Some records:
-- begin --

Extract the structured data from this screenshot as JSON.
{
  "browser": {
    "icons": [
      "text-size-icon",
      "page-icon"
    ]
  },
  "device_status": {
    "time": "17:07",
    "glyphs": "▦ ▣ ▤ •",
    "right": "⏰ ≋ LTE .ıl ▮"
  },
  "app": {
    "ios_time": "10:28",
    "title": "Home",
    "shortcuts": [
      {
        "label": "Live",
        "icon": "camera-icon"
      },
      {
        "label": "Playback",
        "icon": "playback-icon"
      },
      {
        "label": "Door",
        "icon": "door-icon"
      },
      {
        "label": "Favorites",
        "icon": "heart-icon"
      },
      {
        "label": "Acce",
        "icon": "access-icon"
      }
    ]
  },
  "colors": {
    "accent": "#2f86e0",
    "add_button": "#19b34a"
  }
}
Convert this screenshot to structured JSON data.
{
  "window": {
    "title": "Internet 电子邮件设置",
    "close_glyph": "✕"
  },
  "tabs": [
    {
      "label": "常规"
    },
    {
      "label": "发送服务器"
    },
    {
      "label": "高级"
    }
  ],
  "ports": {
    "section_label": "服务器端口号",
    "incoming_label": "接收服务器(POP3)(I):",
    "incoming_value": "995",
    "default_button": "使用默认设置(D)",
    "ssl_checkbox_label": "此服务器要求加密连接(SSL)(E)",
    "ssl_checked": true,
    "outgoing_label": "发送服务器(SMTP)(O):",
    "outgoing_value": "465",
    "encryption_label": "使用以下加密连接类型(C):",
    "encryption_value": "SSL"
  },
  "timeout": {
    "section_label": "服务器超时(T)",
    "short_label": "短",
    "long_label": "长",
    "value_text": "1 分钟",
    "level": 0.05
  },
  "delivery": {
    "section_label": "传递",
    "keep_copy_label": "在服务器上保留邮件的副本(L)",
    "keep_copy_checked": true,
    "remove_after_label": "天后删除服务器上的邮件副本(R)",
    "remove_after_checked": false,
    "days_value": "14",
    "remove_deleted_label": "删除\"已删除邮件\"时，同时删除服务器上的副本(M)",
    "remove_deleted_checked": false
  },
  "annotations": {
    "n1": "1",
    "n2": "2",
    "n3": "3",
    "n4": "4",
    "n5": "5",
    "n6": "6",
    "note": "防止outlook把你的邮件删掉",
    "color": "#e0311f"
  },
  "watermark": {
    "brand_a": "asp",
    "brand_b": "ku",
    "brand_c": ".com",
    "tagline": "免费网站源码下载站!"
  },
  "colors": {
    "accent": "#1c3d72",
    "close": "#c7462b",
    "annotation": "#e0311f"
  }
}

-- end --
-- begin --

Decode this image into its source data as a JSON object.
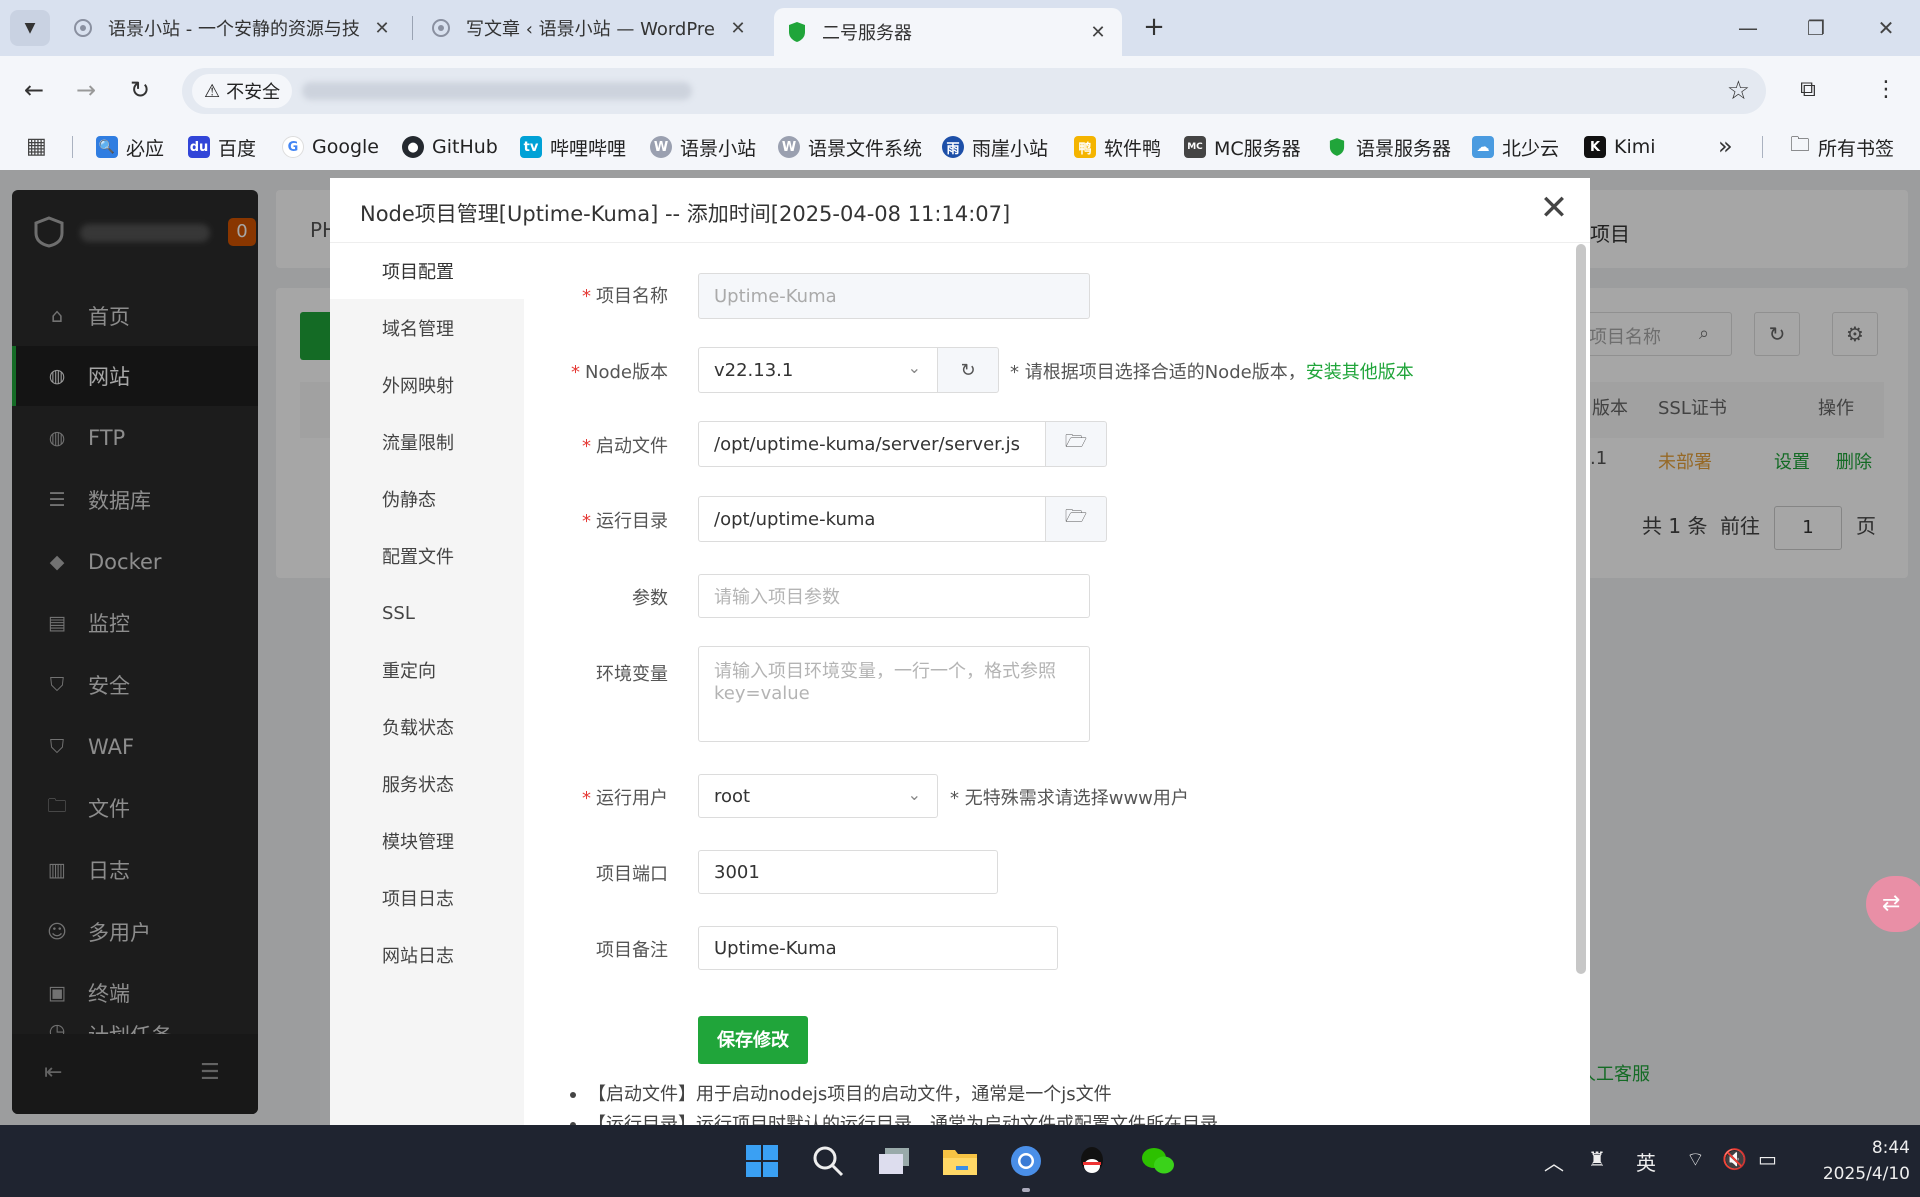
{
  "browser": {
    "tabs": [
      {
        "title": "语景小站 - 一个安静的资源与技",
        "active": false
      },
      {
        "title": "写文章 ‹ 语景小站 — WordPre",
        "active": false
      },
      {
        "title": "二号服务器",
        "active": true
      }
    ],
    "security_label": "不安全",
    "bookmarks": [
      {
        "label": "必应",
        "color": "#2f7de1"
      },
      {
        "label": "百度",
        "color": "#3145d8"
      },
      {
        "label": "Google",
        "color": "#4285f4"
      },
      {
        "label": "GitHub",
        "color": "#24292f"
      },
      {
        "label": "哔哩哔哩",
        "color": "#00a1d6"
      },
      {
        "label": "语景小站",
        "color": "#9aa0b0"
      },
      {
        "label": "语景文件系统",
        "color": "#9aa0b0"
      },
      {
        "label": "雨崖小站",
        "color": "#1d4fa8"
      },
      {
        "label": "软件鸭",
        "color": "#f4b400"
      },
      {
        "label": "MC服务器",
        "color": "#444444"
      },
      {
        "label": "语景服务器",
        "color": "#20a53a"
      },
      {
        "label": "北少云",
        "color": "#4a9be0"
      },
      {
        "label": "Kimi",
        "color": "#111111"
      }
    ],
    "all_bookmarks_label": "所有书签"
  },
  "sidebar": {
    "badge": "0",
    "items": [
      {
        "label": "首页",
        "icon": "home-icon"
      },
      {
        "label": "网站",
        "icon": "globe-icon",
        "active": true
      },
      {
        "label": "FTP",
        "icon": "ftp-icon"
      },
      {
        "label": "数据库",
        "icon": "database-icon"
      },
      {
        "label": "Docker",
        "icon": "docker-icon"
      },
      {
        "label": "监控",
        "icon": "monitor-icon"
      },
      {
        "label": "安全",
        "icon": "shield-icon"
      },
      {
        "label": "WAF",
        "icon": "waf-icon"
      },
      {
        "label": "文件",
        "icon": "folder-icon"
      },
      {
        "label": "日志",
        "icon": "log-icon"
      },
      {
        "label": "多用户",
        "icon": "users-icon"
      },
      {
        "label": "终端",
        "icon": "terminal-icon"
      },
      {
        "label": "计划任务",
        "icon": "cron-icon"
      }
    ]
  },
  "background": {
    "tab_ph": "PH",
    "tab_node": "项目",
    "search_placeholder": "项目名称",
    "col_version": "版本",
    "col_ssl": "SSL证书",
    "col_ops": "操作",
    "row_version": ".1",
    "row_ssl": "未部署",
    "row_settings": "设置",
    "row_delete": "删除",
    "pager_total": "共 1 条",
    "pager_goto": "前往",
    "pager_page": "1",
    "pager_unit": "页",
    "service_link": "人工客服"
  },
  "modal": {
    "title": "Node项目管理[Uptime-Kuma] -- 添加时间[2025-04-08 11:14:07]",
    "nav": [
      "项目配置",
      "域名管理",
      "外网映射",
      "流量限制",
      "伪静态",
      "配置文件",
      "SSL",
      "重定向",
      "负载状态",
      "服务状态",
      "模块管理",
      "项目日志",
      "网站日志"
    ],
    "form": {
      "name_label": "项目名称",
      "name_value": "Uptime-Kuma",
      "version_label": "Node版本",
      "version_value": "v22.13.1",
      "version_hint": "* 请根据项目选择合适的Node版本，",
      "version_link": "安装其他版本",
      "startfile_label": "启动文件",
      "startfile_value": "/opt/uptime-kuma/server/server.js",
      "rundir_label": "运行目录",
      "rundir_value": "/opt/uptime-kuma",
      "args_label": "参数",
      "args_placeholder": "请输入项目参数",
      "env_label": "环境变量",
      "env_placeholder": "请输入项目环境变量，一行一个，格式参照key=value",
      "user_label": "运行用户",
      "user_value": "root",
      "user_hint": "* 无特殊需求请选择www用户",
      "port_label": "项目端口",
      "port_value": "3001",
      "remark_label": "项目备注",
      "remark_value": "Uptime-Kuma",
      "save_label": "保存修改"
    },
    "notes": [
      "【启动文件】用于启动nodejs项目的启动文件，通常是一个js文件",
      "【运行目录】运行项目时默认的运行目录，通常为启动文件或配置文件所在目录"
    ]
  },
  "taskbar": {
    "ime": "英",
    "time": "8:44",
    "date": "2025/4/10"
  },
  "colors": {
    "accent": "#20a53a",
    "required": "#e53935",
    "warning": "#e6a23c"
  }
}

-- end --

Task to complete: Give only the count of lines in which the string "accent" appears.

Exercise answer: 3